> [Given exercise] Pull out every line below that holds the word "Camilla".
--- Begin Material supplied ---
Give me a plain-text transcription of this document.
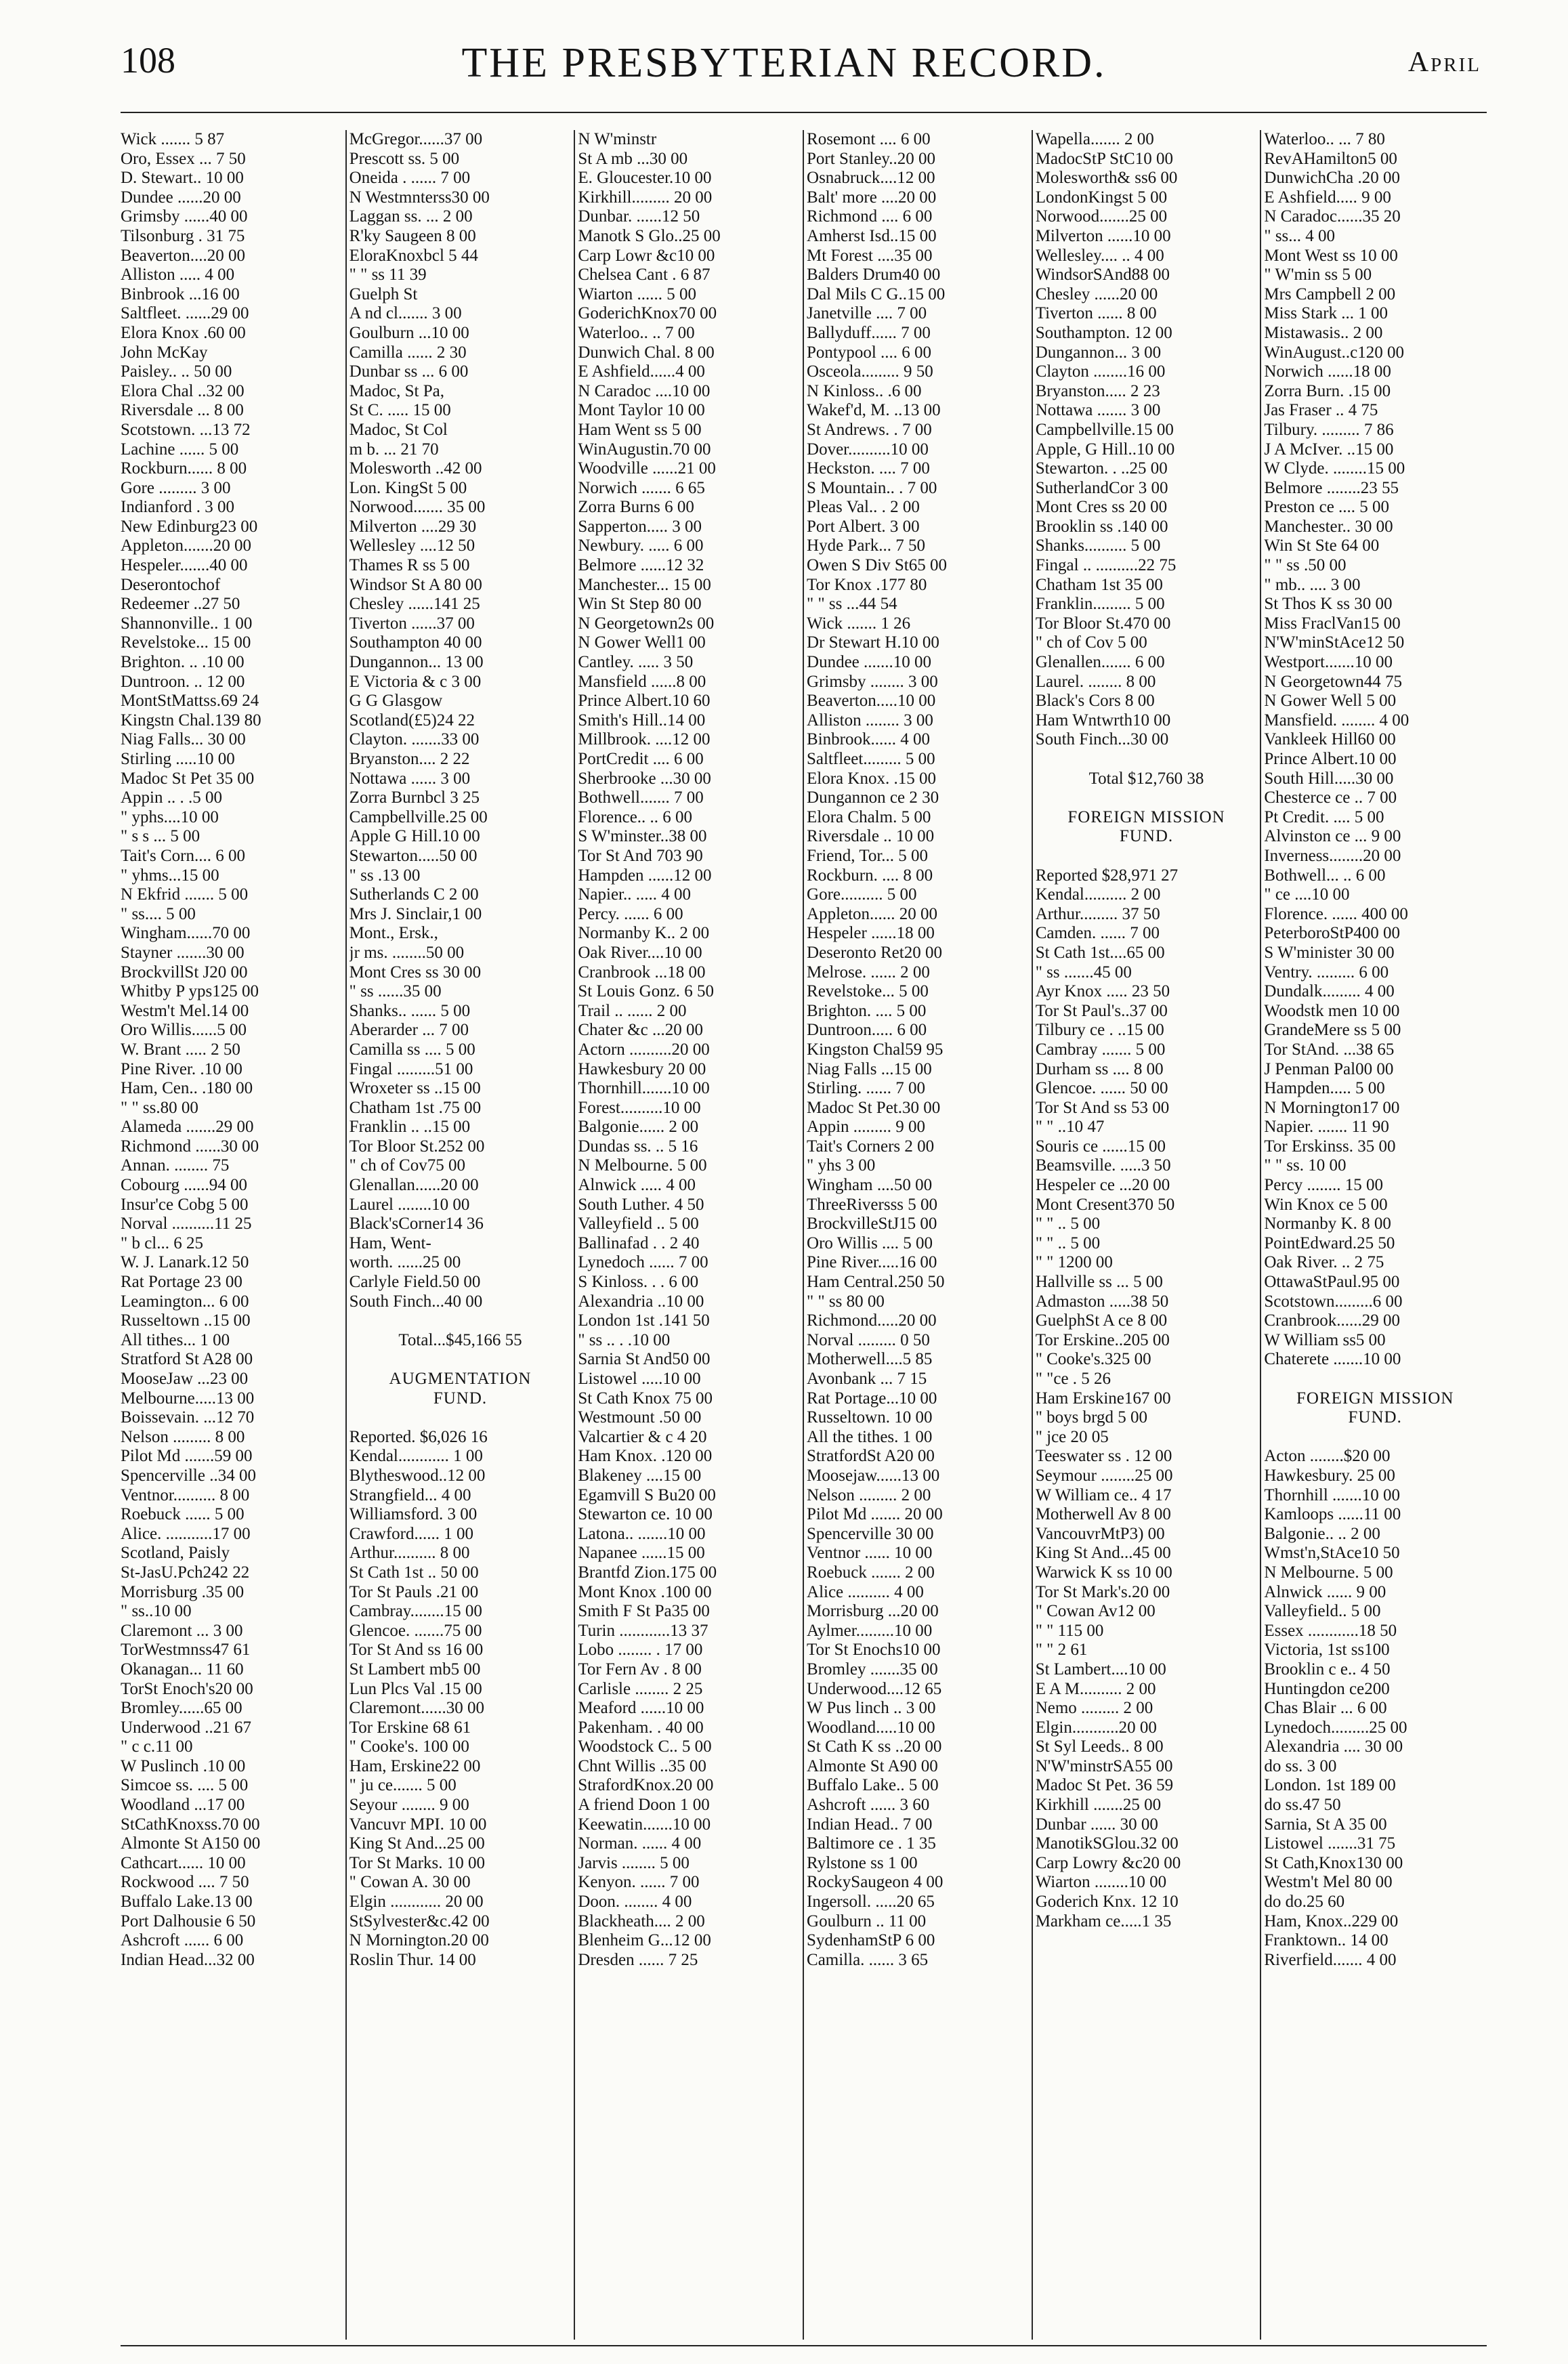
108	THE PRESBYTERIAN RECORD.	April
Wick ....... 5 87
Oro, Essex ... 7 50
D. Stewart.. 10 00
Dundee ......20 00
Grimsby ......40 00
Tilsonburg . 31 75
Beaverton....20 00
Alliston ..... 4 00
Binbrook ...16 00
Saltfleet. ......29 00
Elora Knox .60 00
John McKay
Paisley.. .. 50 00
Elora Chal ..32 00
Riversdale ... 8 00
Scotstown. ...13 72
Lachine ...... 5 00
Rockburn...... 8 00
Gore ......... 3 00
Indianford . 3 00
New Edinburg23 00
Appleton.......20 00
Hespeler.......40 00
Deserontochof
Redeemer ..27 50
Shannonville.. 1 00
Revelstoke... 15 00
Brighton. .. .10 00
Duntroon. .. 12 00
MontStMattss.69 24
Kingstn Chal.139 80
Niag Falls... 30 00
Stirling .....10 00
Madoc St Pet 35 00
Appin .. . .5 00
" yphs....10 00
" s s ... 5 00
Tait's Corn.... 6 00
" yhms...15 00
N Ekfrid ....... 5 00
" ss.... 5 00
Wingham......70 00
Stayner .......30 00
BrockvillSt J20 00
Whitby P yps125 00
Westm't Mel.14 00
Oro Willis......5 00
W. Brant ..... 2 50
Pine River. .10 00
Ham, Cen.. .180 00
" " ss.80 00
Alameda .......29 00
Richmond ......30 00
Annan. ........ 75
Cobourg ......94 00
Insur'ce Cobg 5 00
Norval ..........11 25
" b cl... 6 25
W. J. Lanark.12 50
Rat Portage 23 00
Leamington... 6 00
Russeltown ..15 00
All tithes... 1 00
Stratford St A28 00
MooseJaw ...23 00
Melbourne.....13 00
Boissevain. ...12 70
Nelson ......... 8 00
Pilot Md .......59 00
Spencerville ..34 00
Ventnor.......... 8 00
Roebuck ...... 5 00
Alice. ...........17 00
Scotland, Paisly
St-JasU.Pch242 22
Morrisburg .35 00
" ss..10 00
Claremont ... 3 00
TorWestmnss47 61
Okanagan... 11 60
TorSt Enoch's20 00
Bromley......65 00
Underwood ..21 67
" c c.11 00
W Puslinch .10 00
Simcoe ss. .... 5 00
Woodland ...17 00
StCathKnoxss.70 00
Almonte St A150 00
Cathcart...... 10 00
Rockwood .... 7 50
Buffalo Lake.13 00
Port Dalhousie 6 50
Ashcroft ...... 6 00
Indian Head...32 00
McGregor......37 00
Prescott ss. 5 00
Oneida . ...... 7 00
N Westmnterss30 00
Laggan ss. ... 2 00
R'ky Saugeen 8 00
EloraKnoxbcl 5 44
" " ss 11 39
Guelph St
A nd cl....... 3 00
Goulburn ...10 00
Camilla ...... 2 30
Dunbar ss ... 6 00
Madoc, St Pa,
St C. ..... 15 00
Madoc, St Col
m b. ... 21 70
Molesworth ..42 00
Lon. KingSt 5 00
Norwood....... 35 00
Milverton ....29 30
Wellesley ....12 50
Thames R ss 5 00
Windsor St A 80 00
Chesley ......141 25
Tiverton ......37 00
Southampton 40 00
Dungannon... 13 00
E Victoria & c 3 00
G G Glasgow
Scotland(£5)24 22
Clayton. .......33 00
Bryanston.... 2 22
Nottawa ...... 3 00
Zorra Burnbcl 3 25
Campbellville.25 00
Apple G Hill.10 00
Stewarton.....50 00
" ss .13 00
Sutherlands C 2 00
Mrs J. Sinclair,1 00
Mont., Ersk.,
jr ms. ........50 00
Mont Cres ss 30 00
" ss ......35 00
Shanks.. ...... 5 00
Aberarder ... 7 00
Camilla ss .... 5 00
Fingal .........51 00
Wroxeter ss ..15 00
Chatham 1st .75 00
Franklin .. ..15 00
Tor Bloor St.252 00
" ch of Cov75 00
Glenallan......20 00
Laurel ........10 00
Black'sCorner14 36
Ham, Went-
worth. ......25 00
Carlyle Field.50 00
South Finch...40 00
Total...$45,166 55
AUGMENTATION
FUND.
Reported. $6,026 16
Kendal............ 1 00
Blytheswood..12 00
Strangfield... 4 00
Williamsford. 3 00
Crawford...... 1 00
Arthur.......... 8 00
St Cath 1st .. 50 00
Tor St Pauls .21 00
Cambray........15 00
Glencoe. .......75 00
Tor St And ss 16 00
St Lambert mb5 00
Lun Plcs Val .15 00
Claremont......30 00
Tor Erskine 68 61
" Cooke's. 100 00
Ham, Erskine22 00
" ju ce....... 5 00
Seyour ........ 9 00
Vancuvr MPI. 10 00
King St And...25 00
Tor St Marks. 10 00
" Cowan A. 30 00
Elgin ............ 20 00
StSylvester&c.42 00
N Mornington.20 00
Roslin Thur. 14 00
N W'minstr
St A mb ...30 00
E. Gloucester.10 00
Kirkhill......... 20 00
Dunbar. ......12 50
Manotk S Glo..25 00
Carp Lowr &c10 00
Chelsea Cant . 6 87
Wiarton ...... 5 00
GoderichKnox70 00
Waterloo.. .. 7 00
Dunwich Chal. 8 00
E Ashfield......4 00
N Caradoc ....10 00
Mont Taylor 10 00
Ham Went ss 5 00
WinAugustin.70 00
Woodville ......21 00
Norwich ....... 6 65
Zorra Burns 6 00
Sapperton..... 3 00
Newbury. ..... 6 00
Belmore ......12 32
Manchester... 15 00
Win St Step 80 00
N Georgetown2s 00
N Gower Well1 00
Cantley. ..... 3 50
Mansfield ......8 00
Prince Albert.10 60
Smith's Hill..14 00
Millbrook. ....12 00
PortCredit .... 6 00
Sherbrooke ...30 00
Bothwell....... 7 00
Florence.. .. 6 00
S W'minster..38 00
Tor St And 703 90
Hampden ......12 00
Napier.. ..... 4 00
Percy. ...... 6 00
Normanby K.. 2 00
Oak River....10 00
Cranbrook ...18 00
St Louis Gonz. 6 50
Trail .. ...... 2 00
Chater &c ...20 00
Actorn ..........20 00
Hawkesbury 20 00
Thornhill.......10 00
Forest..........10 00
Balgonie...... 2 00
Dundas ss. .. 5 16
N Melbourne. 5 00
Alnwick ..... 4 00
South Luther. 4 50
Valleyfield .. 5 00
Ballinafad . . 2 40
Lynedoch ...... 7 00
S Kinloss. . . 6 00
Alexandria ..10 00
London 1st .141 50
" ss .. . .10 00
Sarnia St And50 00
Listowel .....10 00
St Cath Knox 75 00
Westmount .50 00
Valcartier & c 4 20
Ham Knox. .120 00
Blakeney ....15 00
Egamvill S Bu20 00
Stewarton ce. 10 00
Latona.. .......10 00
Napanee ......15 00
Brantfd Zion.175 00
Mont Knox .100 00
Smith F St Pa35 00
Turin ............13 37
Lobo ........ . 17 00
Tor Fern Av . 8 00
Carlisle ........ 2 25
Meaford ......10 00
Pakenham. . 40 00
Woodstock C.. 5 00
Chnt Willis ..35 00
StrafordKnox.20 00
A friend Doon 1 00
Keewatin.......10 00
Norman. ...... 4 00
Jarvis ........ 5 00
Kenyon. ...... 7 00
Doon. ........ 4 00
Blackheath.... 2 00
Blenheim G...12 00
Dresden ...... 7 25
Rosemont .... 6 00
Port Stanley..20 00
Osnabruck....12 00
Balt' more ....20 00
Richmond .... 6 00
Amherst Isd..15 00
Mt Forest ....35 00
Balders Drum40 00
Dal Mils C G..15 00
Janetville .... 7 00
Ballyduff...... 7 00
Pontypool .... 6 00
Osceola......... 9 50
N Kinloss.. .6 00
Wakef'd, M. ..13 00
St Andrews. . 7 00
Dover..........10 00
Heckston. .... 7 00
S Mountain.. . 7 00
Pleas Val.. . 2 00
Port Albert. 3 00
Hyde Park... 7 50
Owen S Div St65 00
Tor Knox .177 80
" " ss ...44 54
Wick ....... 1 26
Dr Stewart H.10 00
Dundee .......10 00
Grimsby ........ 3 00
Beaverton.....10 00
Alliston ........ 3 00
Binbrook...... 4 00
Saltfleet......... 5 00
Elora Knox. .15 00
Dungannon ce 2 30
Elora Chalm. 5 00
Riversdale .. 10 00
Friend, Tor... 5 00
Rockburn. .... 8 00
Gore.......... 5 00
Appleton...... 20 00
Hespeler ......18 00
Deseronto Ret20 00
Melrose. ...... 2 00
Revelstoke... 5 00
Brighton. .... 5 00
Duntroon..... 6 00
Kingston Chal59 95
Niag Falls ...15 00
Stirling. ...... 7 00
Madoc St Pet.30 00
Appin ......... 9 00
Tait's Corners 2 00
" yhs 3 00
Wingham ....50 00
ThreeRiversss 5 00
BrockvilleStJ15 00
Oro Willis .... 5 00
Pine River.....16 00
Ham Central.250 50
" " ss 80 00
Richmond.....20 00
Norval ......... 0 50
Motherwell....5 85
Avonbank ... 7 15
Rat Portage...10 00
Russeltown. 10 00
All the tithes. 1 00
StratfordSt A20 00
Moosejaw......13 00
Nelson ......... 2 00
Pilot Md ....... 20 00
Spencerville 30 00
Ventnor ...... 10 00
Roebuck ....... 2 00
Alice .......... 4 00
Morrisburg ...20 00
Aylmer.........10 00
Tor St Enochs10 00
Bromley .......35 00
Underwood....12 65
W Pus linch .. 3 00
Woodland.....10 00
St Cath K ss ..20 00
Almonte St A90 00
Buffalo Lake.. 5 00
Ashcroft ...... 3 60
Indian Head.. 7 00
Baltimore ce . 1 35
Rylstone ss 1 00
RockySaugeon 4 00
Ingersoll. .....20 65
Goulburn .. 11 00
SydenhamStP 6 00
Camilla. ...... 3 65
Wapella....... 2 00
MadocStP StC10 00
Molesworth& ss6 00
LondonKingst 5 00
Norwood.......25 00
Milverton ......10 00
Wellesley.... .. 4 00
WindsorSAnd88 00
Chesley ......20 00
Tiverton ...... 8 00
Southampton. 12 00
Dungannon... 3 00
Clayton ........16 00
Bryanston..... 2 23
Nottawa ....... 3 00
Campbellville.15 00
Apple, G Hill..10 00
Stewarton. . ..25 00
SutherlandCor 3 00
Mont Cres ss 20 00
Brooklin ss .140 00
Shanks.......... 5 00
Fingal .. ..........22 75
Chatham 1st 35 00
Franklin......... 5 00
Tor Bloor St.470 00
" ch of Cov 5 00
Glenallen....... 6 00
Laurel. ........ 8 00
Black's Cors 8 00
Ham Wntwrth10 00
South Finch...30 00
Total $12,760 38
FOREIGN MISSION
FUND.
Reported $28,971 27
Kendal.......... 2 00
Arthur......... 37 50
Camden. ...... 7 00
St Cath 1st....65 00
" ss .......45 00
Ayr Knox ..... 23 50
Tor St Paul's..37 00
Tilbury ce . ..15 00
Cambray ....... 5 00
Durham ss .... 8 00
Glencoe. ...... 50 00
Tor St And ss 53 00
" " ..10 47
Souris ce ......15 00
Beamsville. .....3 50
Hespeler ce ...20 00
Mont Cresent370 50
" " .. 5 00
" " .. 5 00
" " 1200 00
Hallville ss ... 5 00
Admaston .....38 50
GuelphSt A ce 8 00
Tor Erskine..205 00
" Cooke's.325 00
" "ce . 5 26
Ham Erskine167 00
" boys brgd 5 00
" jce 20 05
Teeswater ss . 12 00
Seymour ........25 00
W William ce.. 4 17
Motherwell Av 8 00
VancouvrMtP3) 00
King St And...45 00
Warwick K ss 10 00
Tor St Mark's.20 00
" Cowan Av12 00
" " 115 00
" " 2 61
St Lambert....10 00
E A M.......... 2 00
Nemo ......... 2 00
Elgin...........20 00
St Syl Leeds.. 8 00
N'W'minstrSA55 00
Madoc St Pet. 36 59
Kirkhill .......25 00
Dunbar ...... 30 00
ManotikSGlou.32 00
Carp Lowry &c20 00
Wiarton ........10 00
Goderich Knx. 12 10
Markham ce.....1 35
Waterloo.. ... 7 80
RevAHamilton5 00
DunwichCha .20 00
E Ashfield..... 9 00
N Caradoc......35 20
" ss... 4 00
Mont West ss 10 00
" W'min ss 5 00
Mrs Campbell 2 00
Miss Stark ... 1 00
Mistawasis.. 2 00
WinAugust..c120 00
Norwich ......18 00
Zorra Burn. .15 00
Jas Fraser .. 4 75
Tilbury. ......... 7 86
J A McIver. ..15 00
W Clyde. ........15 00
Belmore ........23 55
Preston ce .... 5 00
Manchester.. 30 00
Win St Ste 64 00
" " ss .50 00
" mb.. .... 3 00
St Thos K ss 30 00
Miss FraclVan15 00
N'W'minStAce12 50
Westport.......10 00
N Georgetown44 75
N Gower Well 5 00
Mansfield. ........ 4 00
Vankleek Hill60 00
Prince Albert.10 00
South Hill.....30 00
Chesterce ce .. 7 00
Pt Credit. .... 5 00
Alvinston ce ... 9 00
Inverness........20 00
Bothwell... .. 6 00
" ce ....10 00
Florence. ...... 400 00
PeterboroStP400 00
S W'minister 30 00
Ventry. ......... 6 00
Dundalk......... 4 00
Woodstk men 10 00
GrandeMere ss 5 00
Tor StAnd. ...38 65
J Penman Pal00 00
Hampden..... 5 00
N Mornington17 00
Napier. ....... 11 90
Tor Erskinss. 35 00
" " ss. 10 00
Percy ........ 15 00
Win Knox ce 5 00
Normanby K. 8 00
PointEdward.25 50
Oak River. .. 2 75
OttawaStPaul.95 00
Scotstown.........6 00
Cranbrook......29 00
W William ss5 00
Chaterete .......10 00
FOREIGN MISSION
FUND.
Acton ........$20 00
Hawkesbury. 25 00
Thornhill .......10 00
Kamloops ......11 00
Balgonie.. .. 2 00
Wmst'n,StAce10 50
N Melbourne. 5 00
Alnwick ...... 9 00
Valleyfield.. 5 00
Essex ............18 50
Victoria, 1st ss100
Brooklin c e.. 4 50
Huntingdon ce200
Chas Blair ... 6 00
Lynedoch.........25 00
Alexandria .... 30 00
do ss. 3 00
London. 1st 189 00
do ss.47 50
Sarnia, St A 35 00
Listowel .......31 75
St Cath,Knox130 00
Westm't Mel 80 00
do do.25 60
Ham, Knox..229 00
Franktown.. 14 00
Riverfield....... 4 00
--- End Material supplied ---
> [Reply]
Camilla ...... 2 30
Camilla ss .... 5 00
Camilla. ...... 3 65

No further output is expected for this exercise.